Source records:
+---+
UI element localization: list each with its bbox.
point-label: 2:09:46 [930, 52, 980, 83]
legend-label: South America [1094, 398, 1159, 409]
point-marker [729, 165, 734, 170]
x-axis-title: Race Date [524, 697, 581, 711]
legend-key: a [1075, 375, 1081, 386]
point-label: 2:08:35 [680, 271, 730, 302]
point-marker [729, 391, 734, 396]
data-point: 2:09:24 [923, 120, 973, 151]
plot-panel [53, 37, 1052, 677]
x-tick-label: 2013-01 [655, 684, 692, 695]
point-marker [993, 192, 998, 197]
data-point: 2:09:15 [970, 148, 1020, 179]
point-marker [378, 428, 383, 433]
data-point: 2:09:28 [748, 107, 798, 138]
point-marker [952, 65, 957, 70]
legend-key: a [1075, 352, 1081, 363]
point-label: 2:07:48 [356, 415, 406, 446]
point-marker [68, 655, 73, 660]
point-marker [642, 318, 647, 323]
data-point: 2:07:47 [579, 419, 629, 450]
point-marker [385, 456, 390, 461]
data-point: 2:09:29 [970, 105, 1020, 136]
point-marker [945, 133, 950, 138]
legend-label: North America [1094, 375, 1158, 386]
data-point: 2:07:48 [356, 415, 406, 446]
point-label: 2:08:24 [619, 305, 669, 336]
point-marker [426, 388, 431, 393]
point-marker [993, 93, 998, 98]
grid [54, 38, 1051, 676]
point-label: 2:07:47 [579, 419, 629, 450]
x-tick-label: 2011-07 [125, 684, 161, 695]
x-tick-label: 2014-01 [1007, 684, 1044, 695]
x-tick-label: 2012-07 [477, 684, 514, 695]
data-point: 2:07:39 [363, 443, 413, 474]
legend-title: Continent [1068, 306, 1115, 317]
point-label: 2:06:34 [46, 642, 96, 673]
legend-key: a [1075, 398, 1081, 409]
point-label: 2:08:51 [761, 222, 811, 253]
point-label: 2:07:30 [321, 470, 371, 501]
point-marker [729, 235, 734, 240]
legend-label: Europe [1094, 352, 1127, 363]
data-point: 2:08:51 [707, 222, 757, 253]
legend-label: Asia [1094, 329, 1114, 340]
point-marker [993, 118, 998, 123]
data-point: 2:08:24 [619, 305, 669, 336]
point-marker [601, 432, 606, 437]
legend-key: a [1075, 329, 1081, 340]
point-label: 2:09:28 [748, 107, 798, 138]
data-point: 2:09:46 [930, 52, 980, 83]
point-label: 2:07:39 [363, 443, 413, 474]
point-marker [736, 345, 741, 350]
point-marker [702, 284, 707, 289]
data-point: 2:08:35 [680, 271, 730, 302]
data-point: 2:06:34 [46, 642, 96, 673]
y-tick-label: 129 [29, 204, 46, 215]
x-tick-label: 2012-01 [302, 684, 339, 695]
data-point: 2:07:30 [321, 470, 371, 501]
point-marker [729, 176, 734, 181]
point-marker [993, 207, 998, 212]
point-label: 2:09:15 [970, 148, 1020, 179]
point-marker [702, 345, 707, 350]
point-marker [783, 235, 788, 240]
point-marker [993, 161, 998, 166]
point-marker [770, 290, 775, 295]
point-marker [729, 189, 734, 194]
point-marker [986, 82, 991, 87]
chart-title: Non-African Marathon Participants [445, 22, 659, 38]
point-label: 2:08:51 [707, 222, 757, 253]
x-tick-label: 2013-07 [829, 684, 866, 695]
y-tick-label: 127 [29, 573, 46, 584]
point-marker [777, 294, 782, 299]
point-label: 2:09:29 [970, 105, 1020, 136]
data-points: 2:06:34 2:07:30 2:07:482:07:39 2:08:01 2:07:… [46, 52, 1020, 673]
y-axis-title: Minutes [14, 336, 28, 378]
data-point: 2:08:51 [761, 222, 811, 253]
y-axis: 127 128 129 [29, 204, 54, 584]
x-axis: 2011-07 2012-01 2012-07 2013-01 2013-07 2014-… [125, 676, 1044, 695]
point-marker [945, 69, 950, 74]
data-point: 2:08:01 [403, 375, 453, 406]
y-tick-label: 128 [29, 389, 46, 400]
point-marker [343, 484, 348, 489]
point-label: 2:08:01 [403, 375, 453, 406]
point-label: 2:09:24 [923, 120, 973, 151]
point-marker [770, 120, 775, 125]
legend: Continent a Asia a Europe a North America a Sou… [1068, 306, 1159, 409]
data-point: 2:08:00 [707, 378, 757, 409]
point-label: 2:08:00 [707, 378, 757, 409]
+---+
▶ Given problem
Reproduce the part of the entries above that opens with the first line and closes with the line containing "point-marker [729, 176, 734, 181]", both of those lines included, without changing anything.

▶ Exercise answer
UI element localization: list each with its bbox.
point-label: 2:09:46 [930, 52, 980, 83]
legend-label: South America [1094, 398, 1159, 409]
point-marker [729, 165, 734, 170]
x-axis-title: Race Date [524, 697, 581, 711]
legend-key: a [1075, 375, 1081, 386]
point-label: 2:08:35 [680, 271, 730, 302]
point-marker [729, 391, 734, 396]
data-point: 2:09:24 [923, 120, 973, 151]
plot-panel [53, 37, 1052, 677]
x-tick-label: 2013-01 [655, 684, 692, 695]
point-marker [993, 192, 998, 197]
data-point: 2:09:15 [970, 148, 1020, 179]
point-marker [378, 428, 383, 433]
data-point: 2:09:28 [748, 107, 798, 138]
point-marker [952, 65, 957, 70]
legend-key: a [1075, 352, 1081, 363]
point-label: 2:07:48 [356, 415, 406, 446]
point-marker [68, 655, 73, 660]
point-marker [642, 318, 647, 323]
data-point: 2:07:47 [579, 419, 629, 450]
point-marker [385, 456, 390, 461]
data-point: 2:09:29 [970, 105, 1020, 136]
point-marker [945, 133, 950, 138]
legend-label: North America [1094, 375, 1158, 386]
data-point: 2:07:48 [356, 415, 406, 446]
point-label: 2:08:24 [619, 305, 669, 336]
point-marker [426, 388, 431, 393]
point-marker [993, 93, 998, 98]
grid [54, 38, 1051, 676]
point-label: 2:07:47 [579, 419, 629, 450]
x-tick-label: 2011-07 [125, 684, 161, 695]
x-tick-label: 2014-01 [1007, 684, 1044, 695]
x-tick-label: 2012-07 [477, 684, 514, 695]
data-point: 2:07:39 [363, 443, 413, 474]
legend-title: Continent [1068, 306, 1115, 317]
point-label: 2:06:34 [46, 642, 96, 673]
legend-key: a [1075, 398, 1081, 409]
point-label: 2:08:51 [761, 222, 811, 253]
point-label: 2:07:30 [321, 470, 371, 501]
point-marker [729, 235, 734, 240]
legend-label: Europe [1094, 352, 1127, 363]
data-point: 2:08:51 [707, 222, 757, 253]
legend-label: Asia [1094, 329, 1114, 340]
point-marker [993, 118, 998, 123]
data-point: 2:08:24 [619, 305, 669, 336]
point-marker [601, 432, 606, 437]
legend-key: a [1075, 329, 1081, 340]
point-label: 2:09:28 [748, 107, 798, 138]
data-point: 2:09:46 [930, 52, 980, 83]
point-label: 2:07:39 [363, 443, 413, 474]
point-marker [736, 345, 741, 350]
point-marker [702, 284, 707, 289]
data-point: 2:08:35 [680, 271, 730, 302]
data-point: 2:06:34 [46, 642, 96, 673]
y-tick-label: 129 [29, 204, 46, 215]
x-tick-label: 2012-01 [302, 684, 339, 695]
data-point: 2:07:30 [321, 470, 371, 501]
point-marker [729, 176, 734, 181]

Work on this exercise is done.